O presidente da UNITA, Isaías Samakuva, criticou hoje as medidas governamentais (MPLA) relacionadas com a justiça, defendendo que o combate à corrupção em Angola está “incompleto” e “mal direccionado”, não se esgotando na detenção de “alguns tubarões”. Tubarões que, presume-se sem grandes certezas, estarão inocentes até prova em contrário.
Ao discursar no final da I Conferência Nacional sobre o Ano da Consagração da Memória de Jonas Malheiro Savimbi, que decorreu hoje em Talatona, na zona sul de Luanda, Isaías Samakuva, salientou que, além da corrupção financeira, falta ao Governo do Presidente João Lourenço combater as irregularidades eleitorais, estruturais e institucionais.
Mais valia, a bem do rigor, dizer que num país que tem também 20 milhões de pobres, um alto índice de mortalidade infantil, 46% da população sem registo de nascimento, uma elevada taxa de desemprego, uma saúde miserável e um ensino medíocre, falta (quase) tudo.
“A luta que hoje se faz contra a corrupção está mal direccionada. A verdadeira luta contra a corrupção sistémica não pode ser dirigida para satisfação de objectivos políticos pessoais ou de grupos, mas sim contra o sistema corruptor, montado e dirigido pelo MPLA”, afirmou o líder da UNITA.

**Dados brutos**
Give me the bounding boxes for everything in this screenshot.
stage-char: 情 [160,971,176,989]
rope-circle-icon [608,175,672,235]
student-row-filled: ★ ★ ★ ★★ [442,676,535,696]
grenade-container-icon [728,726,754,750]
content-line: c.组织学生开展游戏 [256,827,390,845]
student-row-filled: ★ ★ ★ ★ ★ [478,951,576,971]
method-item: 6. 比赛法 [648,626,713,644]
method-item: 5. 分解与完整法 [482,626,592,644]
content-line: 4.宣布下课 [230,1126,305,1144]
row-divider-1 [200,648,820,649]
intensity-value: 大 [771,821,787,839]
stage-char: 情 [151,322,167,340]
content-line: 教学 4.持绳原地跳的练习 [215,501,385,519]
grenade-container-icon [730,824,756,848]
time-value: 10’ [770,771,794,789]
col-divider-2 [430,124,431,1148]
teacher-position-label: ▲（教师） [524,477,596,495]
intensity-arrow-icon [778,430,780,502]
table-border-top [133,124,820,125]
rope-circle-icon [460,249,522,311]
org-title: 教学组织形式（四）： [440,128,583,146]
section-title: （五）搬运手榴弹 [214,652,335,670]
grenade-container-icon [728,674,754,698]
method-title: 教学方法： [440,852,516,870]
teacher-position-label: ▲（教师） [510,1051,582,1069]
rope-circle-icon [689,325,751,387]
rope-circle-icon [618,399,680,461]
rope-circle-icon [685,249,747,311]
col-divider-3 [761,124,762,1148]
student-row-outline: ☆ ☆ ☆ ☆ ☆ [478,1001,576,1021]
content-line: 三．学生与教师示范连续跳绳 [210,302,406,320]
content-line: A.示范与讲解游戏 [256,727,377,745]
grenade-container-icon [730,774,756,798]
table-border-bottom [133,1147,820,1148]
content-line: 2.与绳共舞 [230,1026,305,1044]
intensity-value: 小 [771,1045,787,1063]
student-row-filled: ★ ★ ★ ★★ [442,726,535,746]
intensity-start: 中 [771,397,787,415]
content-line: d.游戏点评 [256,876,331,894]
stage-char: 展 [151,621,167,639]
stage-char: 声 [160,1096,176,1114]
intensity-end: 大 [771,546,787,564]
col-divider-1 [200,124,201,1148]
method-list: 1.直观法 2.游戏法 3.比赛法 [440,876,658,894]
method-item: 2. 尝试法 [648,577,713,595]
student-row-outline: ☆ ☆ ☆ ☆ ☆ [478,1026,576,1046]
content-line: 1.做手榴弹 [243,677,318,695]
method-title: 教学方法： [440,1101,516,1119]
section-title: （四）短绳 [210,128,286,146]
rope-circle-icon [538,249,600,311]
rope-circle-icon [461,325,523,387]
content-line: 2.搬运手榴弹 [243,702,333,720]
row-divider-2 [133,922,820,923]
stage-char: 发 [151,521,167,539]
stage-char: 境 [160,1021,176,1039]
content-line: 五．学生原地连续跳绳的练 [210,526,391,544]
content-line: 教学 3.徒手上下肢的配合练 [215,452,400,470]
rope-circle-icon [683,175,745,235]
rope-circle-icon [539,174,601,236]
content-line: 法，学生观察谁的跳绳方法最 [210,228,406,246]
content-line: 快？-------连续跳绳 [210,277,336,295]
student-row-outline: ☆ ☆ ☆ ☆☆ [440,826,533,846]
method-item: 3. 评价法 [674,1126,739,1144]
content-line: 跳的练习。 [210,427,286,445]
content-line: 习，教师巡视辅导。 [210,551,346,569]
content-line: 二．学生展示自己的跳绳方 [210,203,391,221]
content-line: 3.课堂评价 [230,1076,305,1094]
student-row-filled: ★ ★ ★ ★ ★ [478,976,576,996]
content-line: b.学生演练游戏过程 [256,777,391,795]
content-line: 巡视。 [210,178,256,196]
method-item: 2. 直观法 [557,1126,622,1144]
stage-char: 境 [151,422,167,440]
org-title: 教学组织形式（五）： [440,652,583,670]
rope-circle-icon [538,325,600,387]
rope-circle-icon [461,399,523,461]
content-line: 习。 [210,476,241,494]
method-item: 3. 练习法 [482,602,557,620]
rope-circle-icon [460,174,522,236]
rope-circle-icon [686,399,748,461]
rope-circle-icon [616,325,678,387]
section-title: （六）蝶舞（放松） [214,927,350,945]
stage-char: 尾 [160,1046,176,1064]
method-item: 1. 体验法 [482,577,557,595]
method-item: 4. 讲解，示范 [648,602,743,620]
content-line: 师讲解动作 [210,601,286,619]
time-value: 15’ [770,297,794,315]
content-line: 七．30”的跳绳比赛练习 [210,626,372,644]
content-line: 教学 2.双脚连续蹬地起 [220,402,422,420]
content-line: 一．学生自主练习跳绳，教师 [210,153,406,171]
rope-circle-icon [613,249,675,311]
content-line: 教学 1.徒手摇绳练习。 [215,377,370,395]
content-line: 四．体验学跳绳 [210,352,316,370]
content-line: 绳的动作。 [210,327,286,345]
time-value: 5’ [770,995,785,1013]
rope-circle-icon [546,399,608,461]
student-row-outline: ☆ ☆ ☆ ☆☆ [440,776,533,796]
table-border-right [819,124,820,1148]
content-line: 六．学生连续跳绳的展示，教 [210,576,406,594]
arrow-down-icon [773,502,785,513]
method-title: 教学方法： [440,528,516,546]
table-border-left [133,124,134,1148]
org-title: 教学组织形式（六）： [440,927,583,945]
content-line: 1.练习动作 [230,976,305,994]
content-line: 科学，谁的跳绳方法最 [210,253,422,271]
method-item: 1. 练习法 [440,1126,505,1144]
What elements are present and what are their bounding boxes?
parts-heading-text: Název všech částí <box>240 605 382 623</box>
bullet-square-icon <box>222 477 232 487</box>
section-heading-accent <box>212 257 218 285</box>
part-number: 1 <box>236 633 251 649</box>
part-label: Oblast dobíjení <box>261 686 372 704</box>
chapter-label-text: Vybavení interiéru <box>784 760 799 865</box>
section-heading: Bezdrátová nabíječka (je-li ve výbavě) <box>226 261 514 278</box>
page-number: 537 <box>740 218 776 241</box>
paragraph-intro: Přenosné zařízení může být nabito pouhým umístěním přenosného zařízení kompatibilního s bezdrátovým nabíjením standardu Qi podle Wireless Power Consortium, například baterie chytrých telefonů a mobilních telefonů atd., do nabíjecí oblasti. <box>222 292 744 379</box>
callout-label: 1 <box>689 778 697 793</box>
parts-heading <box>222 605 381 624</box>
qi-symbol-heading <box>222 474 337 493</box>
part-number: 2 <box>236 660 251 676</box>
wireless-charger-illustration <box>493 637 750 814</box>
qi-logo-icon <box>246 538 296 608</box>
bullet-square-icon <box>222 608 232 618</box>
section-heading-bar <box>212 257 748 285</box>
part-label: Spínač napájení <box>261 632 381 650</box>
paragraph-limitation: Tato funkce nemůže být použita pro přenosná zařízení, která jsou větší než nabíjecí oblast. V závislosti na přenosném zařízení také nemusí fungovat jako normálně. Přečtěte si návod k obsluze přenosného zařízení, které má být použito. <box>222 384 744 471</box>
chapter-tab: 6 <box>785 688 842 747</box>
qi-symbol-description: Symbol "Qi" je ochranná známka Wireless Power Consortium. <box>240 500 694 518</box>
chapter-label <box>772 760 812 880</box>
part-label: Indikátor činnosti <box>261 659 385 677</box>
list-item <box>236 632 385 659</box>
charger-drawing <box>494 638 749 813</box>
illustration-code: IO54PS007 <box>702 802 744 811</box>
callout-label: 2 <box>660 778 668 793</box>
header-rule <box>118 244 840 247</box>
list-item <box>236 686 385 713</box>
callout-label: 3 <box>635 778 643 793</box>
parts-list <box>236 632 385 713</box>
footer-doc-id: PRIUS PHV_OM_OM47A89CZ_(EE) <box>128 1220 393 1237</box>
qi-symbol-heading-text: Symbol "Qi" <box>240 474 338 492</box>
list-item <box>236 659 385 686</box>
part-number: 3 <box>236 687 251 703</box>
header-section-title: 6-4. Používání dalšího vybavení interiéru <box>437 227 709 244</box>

**Tarefa proposta 1**
Responda a estas perguntas com base no texto sobre as críticas do presidente da UNITA ao combate à corrupção:
(a) Onde decorreu a I Conferência Nacional sobre o Ano da Consagração da Memória de Jonas Malheiro Savimbi?
(b) Que percentagem da população não tem registo de nascimento?
(c) Segundo o líder da UNITA, contra o que deve ser dirigida a verdadeira luta contra a corrupção sistémica?
**Tarefa proposta 2**
Escreva a continuação do texto sobre as críticas do presidente da UNITA ao combate à corrupção em Angola, a partir da última frase apresentada.

**Resposta ao exercício 1**
(a) Em Talatona, na zona sul de Luanda.
(b) 46%.
(c) Contra o sistema corruptor, montado e dirigido pelo MPLA.

**Resposta ao exercício 2**
Na intervenção de 45 minutos, Samakuva exigiu a revisão da Constituição de 2010, que dá plenos poderes ao Presidente da República, alterações na lei e na composição da Comissão Nacional Eleitoral (CNE), para a transformar numa entidade “independente”, e a mudança de regime.
“O objectivo da luta contra a corrupção não deve ser o branqueamento da imagem de um partido, mas sim o resgate da pátria e a libertação do Estado das garras da oligarquia, o que implica a mudança de regime, do sistema no seu todo e a efectivação real da transição democrática acordada em Bicesse”, a 31 de Maio de 1991, que selou o acordo de paz entre MPLA e UNITA e levou à realização de eleições gerais em 1992, disse Isaías Samakuva.
Nesse sentido, o líder do partido do “Galo Negro” insistiu na questão do combate à corrupção, salientando que há ainda “muito por fazer” numa luta que, no seu entender, é “selectiva, incompleta e mal direccionada”.
“Os angolanos não se devem entusiasmar com meia dúzia de prisões de alguns tubarões. Estas prisões não irão reduzir a pobreza, não irão aumentar a produção interna, nem garantir as transformações de fundo de que o país precisa nos sistemas da educação, saúde e assistência social”, declarou.
“A luta é selectiva porque parece dirigir-se apenas contra certas pessoas do sistema e não contra o sistema em si, que está montado para a sobrevivência do ‘partido-estado’ com a corrupção. Todos sabem que ministros, governadores e outros dirigentes são utilizados para roubar o Estado e financiar o ‘partido-estado'”, acusou.
Para Samakuva, a liderança do MPLA, partido dirigido por João Lourenço e no poder desde 1975, “reconheceu alguns dos actos de corrupção que cometeu” ao longo da História de Angola, com particular ênfase no próprio passado do partido.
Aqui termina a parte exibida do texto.